If imitation is the sincerest form of flattery, then John Lasseter should be blushing right about now. Dreamworks’ Turbo, about a mollusk with an inconvenient need for speed, crams several of Pixar’s greatest hits into a shiny new shell. First there’s the film’s microscopic milieu, a backyard kingdom not unlike the evergreen world of A Bug’s Life. Here, while the rest of his species harvests tomatoes at the “plant” and avoids the deadly tricycle of an enfant terrible—essentially a younger variation on Toy Story’s Sid—plucky garden snail Theo (Ryan Reynolds) yearns for life in the fast lane. His impossible dream comes true when he’s submerged in a tank of nitrous oxide, which for some reason grants him Flash-like swiftness. Soon he’s hobnobbing with a motley crew of racing escargot (think the fish-tank misfits of Finding Nemo), and—in the movie’s biggest narrative debt, owed to Ratatouille—helping out a down-on-his-luck taco salesman (Michael Peña) who calls him “Little Amigo.” Their destination is the Indy 500, where Theo (now rechristened Turbo) can win the patronage of Cars fans. Also, Dash in The Incredibles was fast.

In almost every sense, Turbo feels recycled. Even when not pillaging the Pixar canon, the film’s screenwriters are leaning on shopworn morals: follow dreams, fight fears, believe in little guys, and stand by family. (The plot interweaves two tales of brotherly conflict, running Turbo’s tumultuous relationship with stick-in-the-mud sibling Paul Giamatti in parallel to Peña’s battles with older bro Luis Guzmán.) Yet for all its chronic familiarity, the movie has its minor pleasures, many of them visual. Though at this point it’s basically a given that a new studio-animated movie will look good, Turbo often looks downright exceptional. Christopher Nolan’s regular cinematographer, the great Wally Pfister, served as artistic consultant; his influence can be seen in the film’s fluid, dynamic action sequences, which seem governed by actual physical laws, not the rubber-band reality of many cartoons. Less logical is the film’s world, which makes about as much sense as the one in the Cars franchise. Why, for example, does Turbo’s exposure to nitro also give him headlights for eyes, a car alarm, and an internal radio? Where on planet Earth is snail-racing a common pastime? Is there really “nothing in the rules that says a snail can’t race” in the Indy 500? Is Ken Jeong now contractually obligated to play every stereotypical Asian character in Hollywood cinema, even the women? Questions abound!

● MATERIAL SHOWN:
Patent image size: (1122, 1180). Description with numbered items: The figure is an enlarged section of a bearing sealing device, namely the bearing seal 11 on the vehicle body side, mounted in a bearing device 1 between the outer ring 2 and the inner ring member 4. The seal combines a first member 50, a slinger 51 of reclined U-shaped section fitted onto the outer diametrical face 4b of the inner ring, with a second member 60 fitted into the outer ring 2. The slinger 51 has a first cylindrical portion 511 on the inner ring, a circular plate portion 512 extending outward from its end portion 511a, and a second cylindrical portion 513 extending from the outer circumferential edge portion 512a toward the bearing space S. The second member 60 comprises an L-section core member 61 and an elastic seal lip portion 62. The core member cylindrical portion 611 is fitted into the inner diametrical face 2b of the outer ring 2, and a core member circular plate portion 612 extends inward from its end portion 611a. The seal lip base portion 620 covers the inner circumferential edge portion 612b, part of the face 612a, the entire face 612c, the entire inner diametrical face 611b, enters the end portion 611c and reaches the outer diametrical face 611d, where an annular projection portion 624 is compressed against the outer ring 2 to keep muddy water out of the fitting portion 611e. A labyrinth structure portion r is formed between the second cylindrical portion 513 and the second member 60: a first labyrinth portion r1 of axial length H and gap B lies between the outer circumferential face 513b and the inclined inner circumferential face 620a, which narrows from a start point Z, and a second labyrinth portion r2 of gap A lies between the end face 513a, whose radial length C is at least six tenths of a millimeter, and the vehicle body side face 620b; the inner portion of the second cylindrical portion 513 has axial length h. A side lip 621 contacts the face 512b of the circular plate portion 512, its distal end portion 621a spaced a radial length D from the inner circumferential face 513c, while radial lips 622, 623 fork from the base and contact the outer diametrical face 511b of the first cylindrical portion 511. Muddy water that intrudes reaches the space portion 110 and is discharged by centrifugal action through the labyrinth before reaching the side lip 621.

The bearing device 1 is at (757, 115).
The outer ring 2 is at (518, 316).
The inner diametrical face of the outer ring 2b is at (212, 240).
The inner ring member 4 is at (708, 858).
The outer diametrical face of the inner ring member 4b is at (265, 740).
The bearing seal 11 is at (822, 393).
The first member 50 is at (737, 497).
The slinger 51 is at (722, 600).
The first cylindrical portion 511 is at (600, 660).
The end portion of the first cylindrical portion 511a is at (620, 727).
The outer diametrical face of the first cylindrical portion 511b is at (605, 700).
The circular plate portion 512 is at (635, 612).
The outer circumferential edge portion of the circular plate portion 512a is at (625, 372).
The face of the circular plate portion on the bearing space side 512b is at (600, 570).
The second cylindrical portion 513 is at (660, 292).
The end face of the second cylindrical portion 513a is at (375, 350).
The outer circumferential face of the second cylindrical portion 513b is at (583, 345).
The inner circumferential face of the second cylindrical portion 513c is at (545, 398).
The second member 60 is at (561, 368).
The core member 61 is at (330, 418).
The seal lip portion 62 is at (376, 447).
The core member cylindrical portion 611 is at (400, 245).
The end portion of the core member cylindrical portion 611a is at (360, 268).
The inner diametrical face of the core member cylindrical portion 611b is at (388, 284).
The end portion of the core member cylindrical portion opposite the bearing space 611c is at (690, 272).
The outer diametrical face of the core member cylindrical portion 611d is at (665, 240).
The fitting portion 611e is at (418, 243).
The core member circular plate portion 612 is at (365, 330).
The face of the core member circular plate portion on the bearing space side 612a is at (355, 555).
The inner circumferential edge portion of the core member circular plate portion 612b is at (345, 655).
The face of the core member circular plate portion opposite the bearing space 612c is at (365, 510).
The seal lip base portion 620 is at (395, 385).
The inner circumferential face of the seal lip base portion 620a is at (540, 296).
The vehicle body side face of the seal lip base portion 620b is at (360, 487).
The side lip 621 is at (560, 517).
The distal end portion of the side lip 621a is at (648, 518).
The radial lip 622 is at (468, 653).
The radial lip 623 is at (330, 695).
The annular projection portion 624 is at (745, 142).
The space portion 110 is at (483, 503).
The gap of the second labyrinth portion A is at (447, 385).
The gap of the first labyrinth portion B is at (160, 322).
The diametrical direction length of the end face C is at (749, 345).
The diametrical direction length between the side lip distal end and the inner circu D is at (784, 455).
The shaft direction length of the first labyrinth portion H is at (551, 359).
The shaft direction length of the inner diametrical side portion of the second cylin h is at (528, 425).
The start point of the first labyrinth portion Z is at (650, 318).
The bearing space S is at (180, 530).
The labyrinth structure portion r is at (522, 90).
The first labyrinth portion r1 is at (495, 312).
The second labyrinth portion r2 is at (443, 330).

● TASK PROMPT:
Can you reproduce the whole Turbo review above, word for word?

● ANSWER IN FULL:
If imitation is the sincerest form of flattery, then John Lasseter should be blushing right about now. Dreamworks’ Turbo, about a mollusk with an inconvenient need for speed, crams several of Pixar’s greatest hits into a shiny new shell. First there’s the film’s microscopic milieu, a backyard kingdom not unlike the evergreen world of A Bug’s Life. Here, while the rest of his species harvests tomatoes at the “plant” and avoids the deadly tricycle of an enfant terrible—essentially a younger variation on Toy Story’s Sid—plucky garden snail Theo (Ryan Reynolds) yearns for life in the fast lane. His impossible dream comes true when he’s submerged in a tank of nitrous oxide, which for some reason grants him Flash-like swiftness. Soon he’s hobnobbing with a motley crew of racing escargot (think the fish-tank misfits of Finding Nemo), and—in the movie’s biggest narrative debt, owed to Ratatouille—helping out a down-on-his-luck taco salesman (Michael Peña) who calls him “Little Amigo.” Their destination is the Indy 500, where Theo (now rechristened Turbo) can win the patronage of Cars fans. Also, Dash in The Incredibles was fast.

In almost every sense, Turbo feels recycled. Even when not pillaging the Pixar canon, the film’s screenwriters are leaning on shopworn morals: follow dreams, fight fears, believe in little guys, and stand by family. (The plot interweaves two tales of brotherly conflict, running Turbo’s tumultuous relationship with stick-in-the-mud sibling Paul Giamatti in parallel to Peña’s battles with older bro Luis Guzmán.) Yet for all its chronic familiarity, the movie has its minor pleasures, many of them visual. Though at this point it’s basically a given that a new studio-animated movie will look good, Turbo often looks downright exceptional. Christopher Nolan’s regular cinematographer, the great Wally Pfister, served as artistic consultant; his influence can be seen in the film’s fluid, dynamic action sequences, which seem governed by actual physical laws, not the rubber-band reality of many cartoons. Less logical is the film’s world, which makes about as much sense as the one in the Cars franchise. Why, for example, does Turbo’s exposure to nitro also give him headlights for eyes, a car alarm, and an internal radio? Where on planet Earth is snail-racing a common pastime? Is there really “nothing in the rules that says a snail can’t race” in the Indy 500? Is Ken Jeong now contractually obligated to play every stereotypical Asian character in Hollywood cinema, even the women? Questions abound!